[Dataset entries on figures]
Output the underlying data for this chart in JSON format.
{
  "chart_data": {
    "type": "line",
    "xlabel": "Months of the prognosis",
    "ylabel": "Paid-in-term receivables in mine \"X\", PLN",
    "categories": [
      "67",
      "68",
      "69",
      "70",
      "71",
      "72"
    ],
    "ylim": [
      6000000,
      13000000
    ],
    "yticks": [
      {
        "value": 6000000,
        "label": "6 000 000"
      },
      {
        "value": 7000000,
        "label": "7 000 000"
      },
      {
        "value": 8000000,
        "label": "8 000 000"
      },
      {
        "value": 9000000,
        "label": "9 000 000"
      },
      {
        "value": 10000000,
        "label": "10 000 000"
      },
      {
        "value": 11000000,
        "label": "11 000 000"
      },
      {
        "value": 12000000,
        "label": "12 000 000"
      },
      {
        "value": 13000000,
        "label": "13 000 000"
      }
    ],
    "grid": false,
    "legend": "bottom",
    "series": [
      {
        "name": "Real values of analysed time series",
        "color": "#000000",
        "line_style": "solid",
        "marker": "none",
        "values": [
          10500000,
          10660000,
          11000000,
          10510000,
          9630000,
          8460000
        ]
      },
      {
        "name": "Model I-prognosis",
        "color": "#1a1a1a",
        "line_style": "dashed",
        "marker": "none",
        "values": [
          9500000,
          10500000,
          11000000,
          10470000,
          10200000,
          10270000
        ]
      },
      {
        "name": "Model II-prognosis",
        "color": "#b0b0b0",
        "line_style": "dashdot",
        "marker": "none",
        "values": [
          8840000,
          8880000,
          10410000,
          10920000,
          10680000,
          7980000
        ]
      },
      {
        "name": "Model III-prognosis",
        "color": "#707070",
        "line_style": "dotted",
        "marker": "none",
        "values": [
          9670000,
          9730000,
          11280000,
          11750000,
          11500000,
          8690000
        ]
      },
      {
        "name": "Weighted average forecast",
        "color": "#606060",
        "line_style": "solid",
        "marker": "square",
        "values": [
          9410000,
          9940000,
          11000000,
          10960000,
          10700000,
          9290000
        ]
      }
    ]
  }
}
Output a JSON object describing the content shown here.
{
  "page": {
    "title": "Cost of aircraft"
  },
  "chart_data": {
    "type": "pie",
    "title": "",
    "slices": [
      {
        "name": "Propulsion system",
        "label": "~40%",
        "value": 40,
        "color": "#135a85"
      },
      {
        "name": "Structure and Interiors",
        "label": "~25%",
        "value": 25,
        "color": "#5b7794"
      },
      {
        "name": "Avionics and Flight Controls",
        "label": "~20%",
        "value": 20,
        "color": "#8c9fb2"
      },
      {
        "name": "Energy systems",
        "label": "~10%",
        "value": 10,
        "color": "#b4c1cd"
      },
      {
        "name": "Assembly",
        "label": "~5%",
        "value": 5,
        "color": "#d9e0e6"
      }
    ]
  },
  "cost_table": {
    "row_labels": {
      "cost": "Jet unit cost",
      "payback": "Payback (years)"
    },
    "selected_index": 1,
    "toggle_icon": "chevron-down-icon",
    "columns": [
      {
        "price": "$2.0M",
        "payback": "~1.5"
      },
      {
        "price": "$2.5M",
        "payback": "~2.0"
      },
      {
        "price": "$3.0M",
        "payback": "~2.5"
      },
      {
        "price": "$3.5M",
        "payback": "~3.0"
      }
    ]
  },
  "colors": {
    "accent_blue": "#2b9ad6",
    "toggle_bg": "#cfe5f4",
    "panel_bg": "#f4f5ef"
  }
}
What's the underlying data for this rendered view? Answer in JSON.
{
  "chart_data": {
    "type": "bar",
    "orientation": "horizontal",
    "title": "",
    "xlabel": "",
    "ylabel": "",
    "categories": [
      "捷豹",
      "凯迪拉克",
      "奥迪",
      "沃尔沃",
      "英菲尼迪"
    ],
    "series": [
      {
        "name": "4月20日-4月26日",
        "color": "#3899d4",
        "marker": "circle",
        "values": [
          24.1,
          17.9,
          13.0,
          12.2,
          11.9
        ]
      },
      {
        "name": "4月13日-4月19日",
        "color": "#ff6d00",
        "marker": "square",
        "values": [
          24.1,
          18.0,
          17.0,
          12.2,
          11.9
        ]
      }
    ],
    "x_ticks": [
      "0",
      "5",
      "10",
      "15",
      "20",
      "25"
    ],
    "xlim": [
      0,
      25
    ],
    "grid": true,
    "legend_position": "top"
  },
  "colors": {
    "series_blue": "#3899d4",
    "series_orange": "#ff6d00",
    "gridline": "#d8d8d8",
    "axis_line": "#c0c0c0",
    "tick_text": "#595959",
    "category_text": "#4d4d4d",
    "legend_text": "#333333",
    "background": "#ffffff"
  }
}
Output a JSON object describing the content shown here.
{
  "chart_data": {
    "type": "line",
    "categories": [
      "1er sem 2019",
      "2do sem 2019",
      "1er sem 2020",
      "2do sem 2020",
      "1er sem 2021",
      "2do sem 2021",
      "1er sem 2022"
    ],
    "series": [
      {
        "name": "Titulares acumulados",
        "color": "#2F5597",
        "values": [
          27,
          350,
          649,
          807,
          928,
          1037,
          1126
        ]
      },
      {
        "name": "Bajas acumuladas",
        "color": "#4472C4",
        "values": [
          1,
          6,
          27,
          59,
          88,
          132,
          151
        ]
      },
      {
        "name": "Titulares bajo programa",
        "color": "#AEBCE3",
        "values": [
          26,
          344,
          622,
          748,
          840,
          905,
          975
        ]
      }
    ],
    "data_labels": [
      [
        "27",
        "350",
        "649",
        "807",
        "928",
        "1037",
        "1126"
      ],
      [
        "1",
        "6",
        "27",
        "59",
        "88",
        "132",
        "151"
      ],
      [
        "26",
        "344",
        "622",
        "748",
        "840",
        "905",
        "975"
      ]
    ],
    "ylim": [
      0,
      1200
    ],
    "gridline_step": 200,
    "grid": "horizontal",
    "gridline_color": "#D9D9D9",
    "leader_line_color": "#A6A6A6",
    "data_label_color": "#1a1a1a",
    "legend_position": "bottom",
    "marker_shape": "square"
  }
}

### Required task
Select all lines in the listing that include the word "prognosis".

### Output of the task
    "xlabel": "Months of the prognosis",
        "name": "Model I-prognosis",
        "name": "Model II-prognosis",
        "name": "Model III-prognosis",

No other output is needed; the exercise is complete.